▶ **EXERCISES**:
1. According to the FTX article, what subject did Gensler teach a course on at MIT?
2. Reproduce the part of the FTX article that begins with the words containing "FTX was operating" and ends with "regulator has said.".

▶ **SOURCE EXTRACT**:
FTX was operating with a “toxic combination” of factors that would lead to investors getting hurt, the chairman of the U.S. securities regulator has said.
Speaking to CNBC, Securities and Exchange Commission (SEC) chair Gary Gensler compared FTX’s crisis to the collapses of Terra and various other crypto platforms earlier this year.
“This is a very interconnected world in crypto with a few concentrated players in the middle,” he said.
“One of those players had the toxic combinations of lack of disclosure, customer money, a lot of leverage (borrowing) and then trying to invest with that, and then when markets turned on them, it appears that a lot of customers lost money,” added Gensler.
The SEC is reportedly investigating FTX in a probe that has been going on for several months. Gensler would not confirm this in the interview.
The regulator also said that the crypto field was “significantly non-compliant” and that clear laws already exist with the intention of protecting consumers.
Nevertheless, he agreed that investors “need better protection in this space.”
In an olive branch to crypto CEOs, Gensler said firms should “come in and talk to us” but warned that “the runway is getting shorter” for compliance.
He also pointed the finger at “celebrity crypto entrepreneurs,” to whom he said the public “can fall prey,” though did not name any figures in particular.
Gensler, who taught a course on Blockchain at MIT, iterated his view that there are “some interesting innovations” in technology.
Regulator response
In the wake of FTX’s liquidity crunch, it emerged that a trio of U.S. authorities had all been investigating the firm.
In addition to the SEC deepening its existing investigations, the Commodity Futures Trading Commission (CFTC) is now also reported to be looking into the company.
According to the Wall Street Journal, the Department of Justice is also scrutinizing the exchange. DoJ investigators are said to be in contact with the SEC.
If customer funds are lost in an FTX collapse, this would likely heap further pressure on lawmakers and regulators to tighten up rules on crypto.
Senator Elizabeth Warren has already called for “more aggressive enforcement” of consumer protection laws following FTX’s woes. But Coinbase CEO Brian Armstrong argued that punishing US companies for firms that are largely trading offshore “makes no sense.”

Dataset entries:
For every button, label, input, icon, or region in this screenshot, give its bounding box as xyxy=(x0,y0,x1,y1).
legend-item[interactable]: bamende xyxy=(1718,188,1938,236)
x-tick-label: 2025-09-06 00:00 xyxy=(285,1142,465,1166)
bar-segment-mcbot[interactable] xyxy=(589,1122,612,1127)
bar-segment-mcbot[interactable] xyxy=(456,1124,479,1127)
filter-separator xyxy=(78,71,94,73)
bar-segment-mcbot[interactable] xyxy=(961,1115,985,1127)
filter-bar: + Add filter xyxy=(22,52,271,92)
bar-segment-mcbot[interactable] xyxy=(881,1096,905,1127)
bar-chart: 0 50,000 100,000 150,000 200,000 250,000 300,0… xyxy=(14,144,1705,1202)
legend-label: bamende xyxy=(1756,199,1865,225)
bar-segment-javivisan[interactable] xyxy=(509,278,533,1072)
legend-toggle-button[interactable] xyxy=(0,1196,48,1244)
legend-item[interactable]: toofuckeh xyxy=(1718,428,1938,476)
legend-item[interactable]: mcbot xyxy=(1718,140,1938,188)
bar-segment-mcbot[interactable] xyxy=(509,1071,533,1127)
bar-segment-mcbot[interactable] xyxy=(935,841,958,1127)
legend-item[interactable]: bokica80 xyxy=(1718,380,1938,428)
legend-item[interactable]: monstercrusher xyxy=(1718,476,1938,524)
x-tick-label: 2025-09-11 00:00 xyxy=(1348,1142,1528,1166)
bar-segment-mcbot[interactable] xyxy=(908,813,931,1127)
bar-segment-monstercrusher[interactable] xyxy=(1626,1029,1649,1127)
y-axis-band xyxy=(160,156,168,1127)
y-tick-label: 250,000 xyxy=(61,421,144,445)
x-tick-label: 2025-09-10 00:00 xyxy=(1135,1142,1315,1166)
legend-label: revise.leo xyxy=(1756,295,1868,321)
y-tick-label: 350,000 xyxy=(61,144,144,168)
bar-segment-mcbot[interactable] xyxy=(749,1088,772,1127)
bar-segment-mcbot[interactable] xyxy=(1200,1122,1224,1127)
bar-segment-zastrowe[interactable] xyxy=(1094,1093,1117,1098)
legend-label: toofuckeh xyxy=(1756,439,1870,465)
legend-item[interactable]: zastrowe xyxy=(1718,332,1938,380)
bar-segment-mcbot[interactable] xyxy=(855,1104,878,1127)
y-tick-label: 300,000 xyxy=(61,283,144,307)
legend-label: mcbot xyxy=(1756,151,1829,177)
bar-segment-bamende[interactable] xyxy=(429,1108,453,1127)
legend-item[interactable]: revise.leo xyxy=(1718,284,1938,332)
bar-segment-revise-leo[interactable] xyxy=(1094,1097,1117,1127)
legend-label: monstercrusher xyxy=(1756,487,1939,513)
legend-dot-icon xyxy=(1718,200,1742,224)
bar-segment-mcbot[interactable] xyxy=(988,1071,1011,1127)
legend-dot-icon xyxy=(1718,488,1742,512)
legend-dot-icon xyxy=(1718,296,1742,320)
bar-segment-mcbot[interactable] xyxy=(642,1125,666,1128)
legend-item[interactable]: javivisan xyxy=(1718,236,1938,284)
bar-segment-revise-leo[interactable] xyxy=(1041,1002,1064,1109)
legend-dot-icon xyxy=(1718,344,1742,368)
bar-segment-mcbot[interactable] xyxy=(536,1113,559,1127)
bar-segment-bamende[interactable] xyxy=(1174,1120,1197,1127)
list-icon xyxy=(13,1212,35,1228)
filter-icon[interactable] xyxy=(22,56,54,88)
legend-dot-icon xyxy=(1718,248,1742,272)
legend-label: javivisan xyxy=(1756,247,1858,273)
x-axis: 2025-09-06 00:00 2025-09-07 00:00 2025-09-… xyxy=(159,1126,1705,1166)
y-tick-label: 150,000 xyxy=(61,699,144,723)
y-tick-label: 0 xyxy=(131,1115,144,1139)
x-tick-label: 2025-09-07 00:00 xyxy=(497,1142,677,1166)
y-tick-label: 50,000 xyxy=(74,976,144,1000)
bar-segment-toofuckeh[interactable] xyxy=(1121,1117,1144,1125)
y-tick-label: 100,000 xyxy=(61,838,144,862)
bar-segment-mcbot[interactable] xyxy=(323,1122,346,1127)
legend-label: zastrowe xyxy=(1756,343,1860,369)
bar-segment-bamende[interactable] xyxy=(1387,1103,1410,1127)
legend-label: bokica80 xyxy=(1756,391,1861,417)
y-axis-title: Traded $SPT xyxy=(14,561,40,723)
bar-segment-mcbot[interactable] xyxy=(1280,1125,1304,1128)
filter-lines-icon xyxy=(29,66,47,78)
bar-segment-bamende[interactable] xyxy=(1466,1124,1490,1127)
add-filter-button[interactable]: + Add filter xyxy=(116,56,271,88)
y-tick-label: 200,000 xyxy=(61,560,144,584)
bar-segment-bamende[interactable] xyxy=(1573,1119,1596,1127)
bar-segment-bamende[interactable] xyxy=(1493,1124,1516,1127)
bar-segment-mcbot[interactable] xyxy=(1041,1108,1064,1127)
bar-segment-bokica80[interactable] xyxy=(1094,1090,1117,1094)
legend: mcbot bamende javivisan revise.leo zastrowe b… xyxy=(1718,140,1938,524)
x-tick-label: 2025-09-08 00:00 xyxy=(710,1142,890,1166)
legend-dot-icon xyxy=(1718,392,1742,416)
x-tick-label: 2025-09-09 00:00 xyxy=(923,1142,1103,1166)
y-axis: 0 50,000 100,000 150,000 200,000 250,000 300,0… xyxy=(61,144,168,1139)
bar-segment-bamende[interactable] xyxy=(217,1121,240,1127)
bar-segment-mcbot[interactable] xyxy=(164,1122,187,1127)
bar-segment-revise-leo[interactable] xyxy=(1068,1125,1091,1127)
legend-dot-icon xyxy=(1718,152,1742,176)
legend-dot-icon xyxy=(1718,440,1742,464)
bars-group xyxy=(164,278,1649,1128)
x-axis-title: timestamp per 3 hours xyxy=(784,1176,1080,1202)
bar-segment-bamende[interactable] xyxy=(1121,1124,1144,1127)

▶ **PER-TASK OUTPUTS**:
1. Blockchain.

2.
FTX was operating with a “toxic combination” of factors that would lead to investors getting hurt, the chairman of the U.S. securities regulator has said.